━━ Records provided

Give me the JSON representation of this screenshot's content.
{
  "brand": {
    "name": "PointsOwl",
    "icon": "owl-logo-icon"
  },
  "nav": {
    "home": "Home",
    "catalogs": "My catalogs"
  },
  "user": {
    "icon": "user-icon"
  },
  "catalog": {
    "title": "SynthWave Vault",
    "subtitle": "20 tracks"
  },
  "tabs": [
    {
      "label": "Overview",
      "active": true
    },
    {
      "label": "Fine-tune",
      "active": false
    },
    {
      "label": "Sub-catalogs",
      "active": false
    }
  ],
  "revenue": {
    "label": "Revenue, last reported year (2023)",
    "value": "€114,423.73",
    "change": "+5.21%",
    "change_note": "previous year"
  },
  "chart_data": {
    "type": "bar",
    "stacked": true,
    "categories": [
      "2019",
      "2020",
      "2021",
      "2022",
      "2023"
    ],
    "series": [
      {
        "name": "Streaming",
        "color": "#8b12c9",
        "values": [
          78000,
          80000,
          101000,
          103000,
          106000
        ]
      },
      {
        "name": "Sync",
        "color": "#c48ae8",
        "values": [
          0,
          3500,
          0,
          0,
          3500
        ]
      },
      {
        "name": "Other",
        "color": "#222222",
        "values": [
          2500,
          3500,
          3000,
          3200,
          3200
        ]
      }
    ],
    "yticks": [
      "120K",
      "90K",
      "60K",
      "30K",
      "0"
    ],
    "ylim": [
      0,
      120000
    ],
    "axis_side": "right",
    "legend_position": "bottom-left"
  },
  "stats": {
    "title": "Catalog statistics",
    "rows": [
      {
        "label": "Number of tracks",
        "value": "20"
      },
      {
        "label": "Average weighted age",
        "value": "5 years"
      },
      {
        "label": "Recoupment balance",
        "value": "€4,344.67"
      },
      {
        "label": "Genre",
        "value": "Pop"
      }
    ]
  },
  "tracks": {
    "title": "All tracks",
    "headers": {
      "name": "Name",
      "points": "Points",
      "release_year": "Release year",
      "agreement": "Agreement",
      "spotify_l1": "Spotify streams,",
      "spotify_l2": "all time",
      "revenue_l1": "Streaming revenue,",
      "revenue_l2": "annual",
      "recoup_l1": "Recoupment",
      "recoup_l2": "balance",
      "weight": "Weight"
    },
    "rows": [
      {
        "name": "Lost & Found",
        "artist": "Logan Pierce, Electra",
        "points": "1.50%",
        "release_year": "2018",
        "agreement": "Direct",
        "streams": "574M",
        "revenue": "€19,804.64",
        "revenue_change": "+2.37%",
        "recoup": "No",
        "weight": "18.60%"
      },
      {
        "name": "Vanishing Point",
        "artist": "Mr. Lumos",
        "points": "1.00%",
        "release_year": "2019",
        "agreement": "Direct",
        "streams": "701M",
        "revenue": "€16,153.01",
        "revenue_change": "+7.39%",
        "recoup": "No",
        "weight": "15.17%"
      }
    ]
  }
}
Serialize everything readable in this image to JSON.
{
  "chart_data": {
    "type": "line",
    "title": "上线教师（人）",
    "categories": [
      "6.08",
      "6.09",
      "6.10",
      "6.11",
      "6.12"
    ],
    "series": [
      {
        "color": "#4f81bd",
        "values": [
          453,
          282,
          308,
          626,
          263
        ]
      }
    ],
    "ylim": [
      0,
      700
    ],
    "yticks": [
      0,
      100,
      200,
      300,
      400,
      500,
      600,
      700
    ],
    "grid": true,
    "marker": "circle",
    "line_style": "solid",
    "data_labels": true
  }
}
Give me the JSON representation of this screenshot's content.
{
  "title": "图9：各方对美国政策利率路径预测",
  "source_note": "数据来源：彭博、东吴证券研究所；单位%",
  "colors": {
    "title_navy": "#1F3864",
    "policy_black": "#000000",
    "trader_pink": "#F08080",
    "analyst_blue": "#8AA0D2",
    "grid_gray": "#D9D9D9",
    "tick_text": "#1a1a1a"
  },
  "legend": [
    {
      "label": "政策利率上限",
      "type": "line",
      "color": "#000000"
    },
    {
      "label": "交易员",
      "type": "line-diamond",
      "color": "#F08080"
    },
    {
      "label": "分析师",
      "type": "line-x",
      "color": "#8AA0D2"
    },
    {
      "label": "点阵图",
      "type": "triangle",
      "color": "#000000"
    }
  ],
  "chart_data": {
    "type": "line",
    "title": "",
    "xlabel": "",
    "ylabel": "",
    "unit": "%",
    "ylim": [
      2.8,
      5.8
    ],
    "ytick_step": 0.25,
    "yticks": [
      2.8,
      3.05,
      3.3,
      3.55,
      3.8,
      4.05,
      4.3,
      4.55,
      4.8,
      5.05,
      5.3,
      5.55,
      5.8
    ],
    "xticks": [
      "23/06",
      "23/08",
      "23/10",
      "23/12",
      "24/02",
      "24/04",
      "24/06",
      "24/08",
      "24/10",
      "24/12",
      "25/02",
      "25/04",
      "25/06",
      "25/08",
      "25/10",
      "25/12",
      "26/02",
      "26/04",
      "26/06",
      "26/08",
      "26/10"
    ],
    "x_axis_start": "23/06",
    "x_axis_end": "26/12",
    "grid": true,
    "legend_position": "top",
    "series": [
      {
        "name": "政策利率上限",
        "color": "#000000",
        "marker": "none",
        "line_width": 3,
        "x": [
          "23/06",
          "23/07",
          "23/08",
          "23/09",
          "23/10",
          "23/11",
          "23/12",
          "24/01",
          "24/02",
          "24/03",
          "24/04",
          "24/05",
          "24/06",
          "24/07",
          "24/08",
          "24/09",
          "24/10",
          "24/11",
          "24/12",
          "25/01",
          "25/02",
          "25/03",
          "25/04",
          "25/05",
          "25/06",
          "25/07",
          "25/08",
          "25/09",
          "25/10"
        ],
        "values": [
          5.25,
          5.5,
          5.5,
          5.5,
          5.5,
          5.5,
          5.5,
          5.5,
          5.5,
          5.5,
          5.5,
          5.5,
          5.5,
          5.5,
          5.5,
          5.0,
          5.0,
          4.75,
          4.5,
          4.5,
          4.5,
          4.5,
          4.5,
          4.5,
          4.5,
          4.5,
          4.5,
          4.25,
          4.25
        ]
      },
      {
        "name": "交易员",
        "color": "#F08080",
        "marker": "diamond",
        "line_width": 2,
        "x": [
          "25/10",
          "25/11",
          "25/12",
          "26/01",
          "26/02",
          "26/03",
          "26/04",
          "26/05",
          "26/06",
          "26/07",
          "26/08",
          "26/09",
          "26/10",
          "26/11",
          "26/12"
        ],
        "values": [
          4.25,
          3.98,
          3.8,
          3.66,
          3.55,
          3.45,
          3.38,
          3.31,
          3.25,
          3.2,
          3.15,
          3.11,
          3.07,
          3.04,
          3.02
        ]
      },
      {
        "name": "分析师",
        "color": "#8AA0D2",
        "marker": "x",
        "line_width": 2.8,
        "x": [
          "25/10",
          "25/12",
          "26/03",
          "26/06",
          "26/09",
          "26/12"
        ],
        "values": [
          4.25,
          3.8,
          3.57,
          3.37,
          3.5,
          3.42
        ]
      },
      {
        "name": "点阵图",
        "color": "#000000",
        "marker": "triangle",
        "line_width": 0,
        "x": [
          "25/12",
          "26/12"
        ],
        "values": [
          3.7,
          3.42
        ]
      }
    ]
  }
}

━━━━

Given request » Write out every record, exactly as written.

Solved problem »
Give me the JSON representation of this screenshot's content.
{
  "brand": {
    "name": "PointsOwl",
    "icon": "owl-logo-icon"
  },
  "nav": {
    "home": "Home",
    "catalogs": "My catalogs"
  },
  "user": {
    "icon": "user-icon"
  },
  "catalog": {
    "title": "SynthWave Vault",
    "subtitle": "20 tracks"
  },
  "tabs": [
    {
      "label": "Overview",
      "active": true
    },
    {
      "label": "Fine-tune",
      "active": false
    },
    {
      "label": "Sub-catalogs",
      "active": false
    }
  ],
  "revenue": {
    "label": "Revenue, last reported year (2023)",
    "value": "€114,423.73",
    "change": "+5.21%",
    "change_note": "previous year"
  },
  "chart_data": {
    "type": "bar",
    "stacked": true,
    "categories": [
      "2019",
      "2020",
      "2021",
      "2022",
      "2023"
    ],
    "series": [
      {
        "name": "Streaming",
        "color": "#8b12c9",
        "values": [
          78000,
          80000,
          101000,
          103000,
          106000
        ]
      },
      {
        "name": "Sync",
        "color": "#c48ae8",
        "values": [
          0,
          3500,
          0,
          0,
          3500
        ]
      },
      {
        "name": "Other",
        "color": "#222222",
        "values": [
          2500,
          3500,
          3000,
          3200,
          3200
        ]
      }
    ],
    "yticks": [
      "120K",
      "90K",
      "60K",
      "30K",
      "0"
    ],
    "ylim": [
      0,
      120000
    ],
    "axis_side": "right",
    "legend_position": "bottom-left"
  },
  "stats": {
    "title": "Catalog statistics",
    "rows": [
      {
        "label": "Number of tracks",
        "value": "20"
      },
      {
        "label": "Average weighted age",
        "value": "5 years"
      },
      {
        "label": "Recoupment balance",
        "value": "€4,344.67"
      },
      {
        "label": "Genre",
        "value": "Pop"
      }
    ]
  },
  "tracks": {
    "title": "All tracks",
    "headers": {
      "name": "Name",
      "points": "Points",
      "release_year": "Release year",
      "agreement": "Agreement",
      "spotify_l1": "Spotify streams,",
      "spotify_l2": "all time",
      "revenue_l1": "Streaming revenue,",
      "revenue_l2": "annual",
      "recoup_l1": "Recoupment",
      "recoup_l2": "balance",
      "weight": "Weight"
    },
    "rows": [
      {
        "name": "Lost & Found",
        "artist": "Logan Pierce, Electra",
        "points": "1.50%",
        "release_year": "2018",
        "agreement": "Direct",
        "streams": "574M",
        "revenue": "€19,804.64",
        "revenue_change": "+2.37%",
        "recoup": "No",
        "weight": "18.60%"
      },
      {
        "name": "Vanishing Point",
        "artist": "Mr. Lumos",
        "points": "1.00%",
        "release_year": "2019",
        "agreement": "Direct",
        "streams": "701M",
        "revenue": "€16,153.01",
        "revenue_change": "+7.39%",
        "recoup": "No",
        "weight": "15.17%"
      }
    ]
  }
}
Serialize everything readable in this image to JSON.
{
  "chart_data": {
    "type": "line",
    "title": "上线教师（人）",
    "categories": [
      "6.08",
      "6.09",
      "6.10",
      "6.11",
      "6.12"
    ],
    "series": [
      {
        "color": "#4f81bd",
        "values": [
          453,
          282,
          308,
          626,
          263
        ]
      }
    ],
    "ylim": [
      0,
      700
    ],
    "yticks": [
      0,
      100,
      200,
      300,
      400,
      500,
      600,
      700
    ],
    "grid": true,
    "marker": "circle",
    "line_style": "solid",
    "data_labels": true
  }
}
Give me the JSON representation of this screenshot's content.
{
  "title": "图9：各方对美国政策利率路径预测",
  "source_note": "数据来源：彭博、东吴证券研究所；单位%",
  "colors": {
    "title_navy": "#1F3864",
    "policy_black": "#000000",
    "trader_pink": "#F08080",
    "analyst_blue": "#8AA0D2",
    "grid_gray": "#D9D9D9",
    "tick_text": "#1a1a1a"
  },
  "legend": [
    {
      "label": "政策利率上限",
      "type": "line",
      "color": "#000000"
    },
    {
      "label": "交易员",
      "type": "line-diamond",
      "color": "#F08080"
    },
    {
      "label": "分析师",
      "type": "line-x",
      "color": "#8AA0D2"
    },
    {
      "label": "点阵图",
      "type": "triangle",
      "color": "#000000"
    }
  ],
  "chart_data": {
    "type": "line",
    "title": "",
    "xlabel": "",
    "ylabel": "",
    "unit": "%",
    "ylim": [
      2.8,
      5.8
    ],
    "ytick_step": 0.25,
    "yticks": [
      2.8,
      3.05,
      3.3,
      3.55,
      3.8,
      4.05,
      4.3,
      4.55,
      4.8,
      5.05,
      5.3,
      5.55,
      5.8
    ],
    "xticks": [
      "23/06",
      "23/08",
      "23/10",
      "23/12",
      "24/02",
      "24/04",
      "24/06",
      "24/08",
      "24/10",
      "24/12",
      "25/02",
      "25/04",
      "25/06",
      "25/08",
      "25/10",
      "25/12",
      "26/02",
      "26/04",
      "26/06",
      "26/08",
      "26/10"
    ],
    "x_axis_start": "23/06",
    "x_axis_end": "26/12",
    "grid": true,
    "legend_position": "top",
    "series": [
      {
        "name": "政策利率上限",
        "color": "#000000",
        "marker": "none",
        "line_width": 3,
        "x": [
          "23/06",
          "23/07",
          "23/08",
          "23/09",
          "23/10",
          "23/11",
          "23/12",
          "24/01",
          "24/02",
          "24/03",
          "24/04",
          "24/05",
          "24/06",
          "24/07",
          "24/08",
          "24/09",
          "24/10",
          "24/11",
          "24/12",
          "25/01",
          "25/02",
          "25/03",
          "25/04",
          "25/05",
          "25/06",
          "25/07",
          "25/08",
          "25/09",
          "25/10"
        ],
        "values": [
          5.25,
          5.5,
          5.5,
          5.5,
          5.5,
          5.5,
          5.5,
          5.5,
          5.5,
          5.5,
          5.5,
          5.5,
          5.5,
          5.5,
          5.5,
          5.0,
          5.0,
          4.75,
          4.5,
          4.5,
          4.5,
          4.5,
          4.5,
          4.5,
          4.5,
          4.5,
          4.5,
          4.25,
          4.25
        ]
      },
      {
        "name": "交易员",
        "color": "#F08080",
        "marker": "diamond",
        "line_width": 2,
        "x": [
          "25/10",
          "25/11",
          "25/12",
          "26/01",
          "26/02",
          "26/03",
          "26/04",
          "26/05",
          "26/06",
          "26/07",
          "26/08",
          "26/09",
          "26/10",
          "26/11",
          "26/12"
        ],
        "values": [
          4.25,
          3.98,
          3.8,
          3.66,
          3.55,
          3.45,
          3.38,
          3.31,
          3.25,
          3.2,
          3.15,
          3.11,
          3.07,
          3.04,
          3.02
        ]
      },
      {
        "name": "分析师",
        "color": "#8AA0D2",
        "marker": "x",
        "line_width": 2.8,
        "x": [
          "25/10",
          "25/12",
          "26/03",
          "26/06",
          "26/09",
          "26/12"
        ],
        "values": [
          4.25,
          3.8,
          3.57,
          3.37,
          3.5,
          3.42
        ]
      },
      {
        "name": "点阵图",
        "color": "#000000",
        "marker": "triangle",
        "line_width": 0,
        "x": [
          "25/12",
          "26/12"
        ],
        "values": [
          3.7,
          3.42
        ]
      }
    ]
  }
}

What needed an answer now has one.